* Start *

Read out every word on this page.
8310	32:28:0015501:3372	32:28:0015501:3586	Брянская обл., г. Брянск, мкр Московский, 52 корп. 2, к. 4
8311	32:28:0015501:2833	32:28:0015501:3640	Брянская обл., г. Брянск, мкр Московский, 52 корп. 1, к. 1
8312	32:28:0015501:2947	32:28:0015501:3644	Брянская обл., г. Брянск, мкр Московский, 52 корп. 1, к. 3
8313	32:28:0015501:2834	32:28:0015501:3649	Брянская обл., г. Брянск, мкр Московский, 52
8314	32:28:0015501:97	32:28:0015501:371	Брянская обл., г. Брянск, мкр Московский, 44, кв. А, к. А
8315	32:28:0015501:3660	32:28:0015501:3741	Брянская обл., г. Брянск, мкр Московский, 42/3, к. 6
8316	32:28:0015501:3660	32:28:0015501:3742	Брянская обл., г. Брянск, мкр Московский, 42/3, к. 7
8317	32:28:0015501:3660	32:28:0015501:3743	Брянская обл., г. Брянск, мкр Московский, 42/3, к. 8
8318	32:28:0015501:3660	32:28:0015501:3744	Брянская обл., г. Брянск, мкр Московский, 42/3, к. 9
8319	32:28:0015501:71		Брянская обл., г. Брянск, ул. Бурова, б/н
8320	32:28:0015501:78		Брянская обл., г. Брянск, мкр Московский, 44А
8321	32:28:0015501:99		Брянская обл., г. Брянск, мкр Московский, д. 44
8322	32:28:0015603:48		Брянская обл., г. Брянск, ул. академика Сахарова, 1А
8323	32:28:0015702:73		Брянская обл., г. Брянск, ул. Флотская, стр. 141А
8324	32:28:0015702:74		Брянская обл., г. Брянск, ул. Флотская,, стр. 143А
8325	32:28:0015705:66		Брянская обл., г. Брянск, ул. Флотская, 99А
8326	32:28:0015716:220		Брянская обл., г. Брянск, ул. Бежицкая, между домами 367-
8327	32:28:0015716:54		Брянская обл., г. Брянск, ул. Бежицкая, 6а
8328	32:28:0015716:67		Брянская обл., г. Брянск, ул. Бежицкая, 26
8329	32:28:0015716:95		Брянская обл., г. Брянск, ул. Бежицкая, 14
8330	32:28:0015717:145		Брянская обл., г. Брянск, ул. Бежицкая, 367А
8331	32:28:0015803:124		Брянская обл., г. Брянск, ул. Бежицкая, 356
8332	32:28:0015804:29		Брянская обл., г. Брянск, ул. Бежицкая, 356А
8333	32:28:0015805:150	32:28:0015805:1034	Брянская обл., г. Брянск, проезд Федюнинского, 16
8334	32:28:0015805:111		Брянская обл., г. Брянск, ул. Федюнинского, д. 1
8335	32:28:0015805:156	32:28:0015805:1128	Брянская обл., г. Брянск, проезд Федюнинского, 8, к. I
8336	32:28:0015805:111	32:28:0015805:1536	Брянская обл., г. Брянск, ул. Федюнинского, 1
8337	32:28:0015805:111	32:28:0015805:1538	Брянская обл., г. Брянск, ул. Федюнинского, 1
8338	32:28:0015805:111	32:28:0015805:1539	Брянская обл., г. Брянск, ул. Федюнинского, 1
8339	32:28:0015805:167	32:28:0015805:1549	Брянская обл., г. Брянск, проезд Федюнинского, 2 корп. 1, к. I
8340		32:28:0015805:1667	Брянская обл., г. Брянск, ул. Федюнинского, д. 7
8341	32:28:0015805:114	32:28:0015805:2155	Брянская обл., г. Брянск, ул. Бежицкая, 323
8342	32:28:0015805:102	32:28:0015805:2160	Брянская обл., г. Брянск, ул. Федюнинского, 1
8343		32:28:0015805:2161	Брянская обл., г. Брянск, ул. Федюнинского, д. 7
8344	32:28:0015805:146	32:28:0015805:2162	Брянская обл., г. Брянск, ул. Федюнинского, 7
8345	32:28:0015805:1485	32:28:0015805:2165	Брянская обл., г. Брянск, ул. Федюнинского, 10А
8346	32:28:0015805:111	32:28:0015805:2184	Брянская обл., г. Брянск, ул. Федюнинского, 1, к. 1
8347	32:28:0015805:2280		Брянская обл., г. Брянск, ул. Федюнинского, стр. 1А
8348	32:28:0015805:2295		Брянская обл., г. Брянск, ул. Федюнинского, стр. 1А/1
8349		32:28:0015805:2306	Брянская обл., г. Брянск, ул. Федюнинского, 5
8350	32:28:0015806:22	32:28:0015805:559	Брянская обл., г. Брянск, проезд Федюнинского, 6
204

* End *

* Instruction
Return the whole listing exactly, with every line included.

* Answer to this exercise
Read out every word on this page.
8310	32:28:0015501:3372	32:28:0015501:3586	Брянская обл., г. Брянск, мкр Московский, 52 корп. 2, к. 4
8311	32:28:0015501:2833	32:28:0015501:3640	Брянская обл., г. Брянск, мкр Московский, 52 корп. 1, к. 1
8312	32:28:0015501:2947	32:28:0015501:3644	Брянская обл., г. Брянск, мкр Московский, 52 корп. 1, к. 3
8313	32:28:0015501:2834	32:28:0015501:3649	Брянская обл., г. Брянск, мкр Московский, 52
8314	32:28:0015501:97	32:28:0015501:371	Брянская обл., г. Брянск, мкр Московский, 44, кв. А, к. А
8315	32:28:0015501:3660	32:28:0015501:3741	Брянская обл., г. Брянск, мкр Московский, 42/3, к. 6
8316	32:28:0015501:3660	32:28:0015501:3742	Брянская обл., г. Брянск, мкр Московский, 42/3, к. 7
8317	32:28:0015501:3660	32:28:0015501:3743	Брянская обл., г. Брянск, мкр Московский, 42/3, к. 8
8318	32:28:0015501:3660	32:28:0015501:3744	Брянская обл., г. Брянск, мкр Московский, 42/3, к. 9
8319	32:28:0015501:71		Брянская обл., г. Брянск, ул. Бурова, б/н
8320	32:28:0015501:78		Брянская обл., г. Брянск, мкр Московский, 44А
8321	32:28:0015501:99		Брянская обл., г. Брянск, мкр Московский, д. 44
8322	32:28:0015603:48		Брянская обл., г. Брянск, ул. академика Сахарова, 1А
8323	32:28:0015702:73		Брянская обл., г. Брянск, ул. Флотская, стр. 141А
8324	32:28:0015702:74		Брянская обл., г. Брянск, ул. Флотская,, стр. 143А
8325	32:28:0015705:66		Брянская обл., г. Брянск, ул. Флотская, 99А
8326	32:28:0015716:220		Брянская обл., г. Брянск, ул. Бежицкая, между домами 367-
8327	32:28:0015716:54		Брянская обл., г. Брянск, ул. Бежицкая, 6а
8328	32:28:0015716:67		Брянская обл., г. Брянск, ул. Бежицкая, 26
8329	32:28:0015716:95		Брянская обл., г. Брянск, ул. Бежицкая, 14
8330	32:28:0015717:145		Брянская обл., г. Брянск, ул. Бежицкая, 367А
8331	32:28:0015803:124		Брянская обл., г. Брянск, ул. Бежицкая, 356
8332	32:28:0015804:29		Брянская обл., г. Брянск, ул. Бежицкая, 356А
8333	32:28:0015805:150	32:28:0015805:1034	Брянская обл., г. Брянск, проезд Федюнинского, 16
8334	32:28:0015805:111		Брянская обл., г. Брянск, ул. Федюнинского, д. 1
8335	32:28:0015805:156	32:28:0015805:1128	Брянская обл., г. Брянск, проезд Федюнинского, 8, к. I
8336	32:28:0015805:111	32:28:0015805:1536	Брянская обл., г. Брянск, ул. Федюнинского, 1
8337	32:28:0015805:111	32:28:0015805:1538	Брянская обл., г. Брянск, ул. Федюнинского, 1
8338	32:28:0015805:111	32:28:0015805:1539	Брянская обл., г. Брянск, ул. Федюнинского, 1
8339	32:28:0015805:167	32:28:0015805:1549	Брянская обл., г. Брянск, проезд Федюнинского, 2 корп. 1, к. I
8340		32:28:0015805:1667	Брянская обл., г. Брянск, ул. Федюнинского, д. 7
8341	32:28:0015805:114	32:28:0015805:2155	Брянская обл., г. Брянск, ул. Бежицкая, 323
8342	32:28:0015805:102	32:28:0015805:2160	Брянская обл., г. Брянск, ул. Федюнинского, 1
8343		32:28:0015805:2161	Брянская обл., г. Брянск, ул. Федюнинского, д. 7
8344	32:28:0015805:146	32:28:0015805:2162	Брянская обл., г. Брянск, ул. Федюнинского, 7
8345	32:28:0015805:1485	32:28:0015805:2165	Брянская обл., г. Брянск, ул. Федюнинского, 10А
8346	32:28:0015805:111	32:28:0015805:2184	Брянская обл., г. Брянск, ул. Федюнинского, 1, к. 1
8347	32:28:0015805:2280		Брянская обл., г. Брянск, ул. Федюнинского, стр. 1А
8348	32:28:0015805:2295		Брянская обл., г. Брянск, ул. Федюнинского, стр. 1А/1
8349		32:28:0015805:2306	Брянская обл., г. Брянск, ул. Федюнинского, 5
8350	32:28:0015806:22	32:28:0015805:559	Брянская обл., г. Брянск, проезд Федюнинского, 6
204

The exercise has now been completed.